Reproduce every record below exactly as it appears.

**Provided records**
- - - - - - -
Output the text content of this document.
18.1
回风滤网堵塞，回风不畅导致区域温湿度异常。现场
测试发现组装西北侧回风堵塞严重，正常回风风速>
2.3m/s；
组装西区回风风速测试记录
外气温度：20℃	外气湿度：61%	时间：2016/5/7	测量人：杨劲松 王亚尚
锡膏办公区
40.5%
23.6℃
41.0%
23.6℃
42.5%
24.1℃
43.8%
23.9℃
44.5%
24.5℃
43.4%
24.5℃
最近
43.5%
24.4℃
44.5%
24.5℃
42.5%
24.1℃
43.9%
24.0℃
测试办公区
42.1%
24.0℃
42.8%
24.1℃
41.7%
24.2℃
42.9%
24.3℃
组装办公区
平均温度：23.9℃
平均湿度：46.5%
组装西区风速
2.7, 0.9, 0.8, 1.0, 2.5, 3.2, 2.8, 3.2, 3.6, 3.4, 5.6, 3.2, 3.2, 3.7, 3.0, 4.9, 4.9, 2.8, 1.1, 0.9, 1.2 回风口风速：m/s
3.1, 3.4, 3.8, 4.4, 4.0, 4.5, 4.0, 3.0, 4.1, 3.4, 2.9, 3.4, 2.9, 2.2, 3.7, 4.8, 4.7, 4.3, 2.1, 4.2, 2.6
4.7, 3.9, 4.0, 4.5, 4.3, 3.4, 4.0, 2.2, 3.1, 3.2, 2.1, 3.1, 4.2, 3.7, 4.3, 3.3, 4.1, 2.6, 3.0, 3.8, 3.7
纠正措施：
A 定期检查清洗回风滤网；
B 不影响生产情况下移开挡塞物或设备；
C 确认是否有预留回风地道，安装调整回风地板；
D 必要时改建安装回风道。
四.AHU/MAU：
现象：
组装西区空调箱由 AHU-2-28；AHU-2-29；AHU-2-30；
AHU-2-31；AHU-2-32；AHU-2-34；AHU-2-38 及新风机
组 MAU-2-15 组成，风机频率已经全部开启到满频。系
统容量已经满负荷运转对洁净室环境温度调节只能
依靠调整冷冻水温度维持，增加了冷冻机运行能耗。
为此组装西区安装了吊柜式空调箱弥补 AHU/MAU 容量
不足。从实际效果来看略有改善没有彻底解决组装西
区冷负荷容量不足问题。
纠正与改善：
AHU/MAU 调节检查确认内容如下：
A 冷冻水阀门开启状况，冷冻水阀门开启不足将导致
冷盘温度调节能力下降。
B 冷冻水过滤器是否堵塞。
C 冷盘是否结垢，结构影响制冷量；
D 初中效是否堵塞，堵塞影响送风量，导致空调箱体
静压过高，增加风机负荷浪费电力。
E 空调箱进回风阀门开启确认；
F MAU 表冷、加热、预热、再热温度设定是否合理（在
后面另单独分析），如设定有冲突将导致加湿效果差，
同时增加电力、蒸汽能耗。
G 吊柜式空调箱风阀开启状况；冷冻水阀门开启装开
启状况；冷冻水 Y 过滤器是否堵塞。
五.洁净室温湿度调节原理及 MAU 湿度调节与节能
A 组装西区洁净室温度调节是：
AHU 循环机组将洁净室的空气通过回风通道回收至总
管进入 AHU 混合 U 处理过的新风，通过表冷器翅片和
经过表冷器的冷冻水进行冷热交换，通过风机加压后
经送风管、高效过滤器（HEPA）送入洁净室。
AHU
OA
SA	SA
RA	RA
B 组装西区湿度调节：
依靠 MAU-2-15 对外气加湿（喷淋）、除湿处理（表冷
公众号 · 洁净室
- - - - - - -
**Worked solution**
Output the text content of this document.
18.1
回风滤网堵塞，回风不畅导致区域温湿度异常。现场
测试发现组装西北侧回风堵塞严重，正常回风风速>
2.3m/s；
组装西区回风风速测试记录
外气温度：20℃	外气湿度：61%	时间：2016/5/7	测量人：杨劲松 王亚尚
锡膏办公区
40.5%
23.6℃
41.0%
23.6℃
42.5%
24.1℃
43.8%
23.9℃
44.5%
24.5℃
43.4%
24.5℃
最近
43.5%
24.4℃
44.5%
24.5℃
42.5%
24.1℃
43.9%
24.0℃
测试办公区
42.1%
24.0℃
42.8%
24.1℃
41.7%
24.2℃
42.9%
24.3℃
组装办公区
平均温度：23.9℃
平均湿度：46.5%
组装西区风速
2.7, 0.9, 0.8, 1.0, 2.5, 3.2, 2.8, 3.2, 3.6, 3.4, 5.6, 3.2, 3.2, 3.7, 3.0, 4.9, 4.9, 2.8, 1.1, 0.9, 1.2 回风口风速：m/s
3.1, 3.4, 3.8, 4.4, 4.0, 4.5, 4.0, 3.0, 4.1, 3.4, 2.9, 3.4, 2.9, 2.2, 3.7, 4.8, 4.7, 4.3, 2.1, 4.2, 2.6
4.7, 3.9, 4.0, 4.5, 4.3, 3.4, 4.0, 2.2, 3.1, 3.2, 2.1, 3.1, 4.2, 3.7, 4.3, 3.3, 4.1, 2.6, 3.0, 3.8, 3.7
纠正措施：
A 定期检查清洗回风滤网；
B 不影响生产情况下移开挡塞物或设备；
C 确认是否有预留回风地道，安装调整回风地板；
D 必要时改建安装回风道。
四.AHU/MAU：
现象：
组装西区空调箱由 AHU-2-28；AHU-2-29；AHU-2-30；
AHU-2-31；AHU-2-32；AHU-2-34；AHU-2-38 及新风机
组 MAU-2-15 组成，风机频率已经全部开启到满频。系
统容量已经满负荷运转对洁净室环境温度调节只能
依靠调整冷冻水温度维持，增加了冷冻机运行能耗。
为此组装西区安装了吊柜式空调箱弥补 AHU/MAU 容量
不足。从实际效果来看略有改善没有彻底解决组装西
区冷负荷容量不足问题。
纠正与改善：
AHU/MAU 调节检查确认内容如下：
A 冷冻水阀门开启状况，冷冻水阀门开启不足将导致
冷盘温度调节能力下降。
B 冷冻水过滤器是否堵塞。
C 冷盘是否结垢，结构影响制冷量；
D 初中效是否堵塞，堵塞影响送风量，导致空调箱体
静压过高，增加风机负荷浪费电力。
E 空调箱进回风阀门开启确认；
F MAU 表冷、加热、预热、再热温度设定是否合理（在
后面另单独分析），如设定有冲突将导致加湿效果差，
同时增加电力、蒸汽能耗。
G 吊柜式空调箱风阀开启状况；冷冻水阀门开启装开
启状况；冷冻水 Y 过滤器是否堵塞。
五.洁净室温湿度调节原理及 MAU 湿度调节与节能
A 组装西区洁净室温度调节是：
AHU 循环机组将洁净室的空气通过回风通道回收至总
管进入 AHU 混合 U 处理过的新风，通过表冷器翅片和
经过表冷器的冷冻水进行冷热交换，通过风机加压后
经送风管、高效过滤器（HEPA）送入洁净室。
AHU
OA
SA	SA
RA	RA
B 组装西区湿度调节：
依靠 MAU-2-15 对外气加湿（喷淋）、除湿处理（表冷
公众号 · 洁净室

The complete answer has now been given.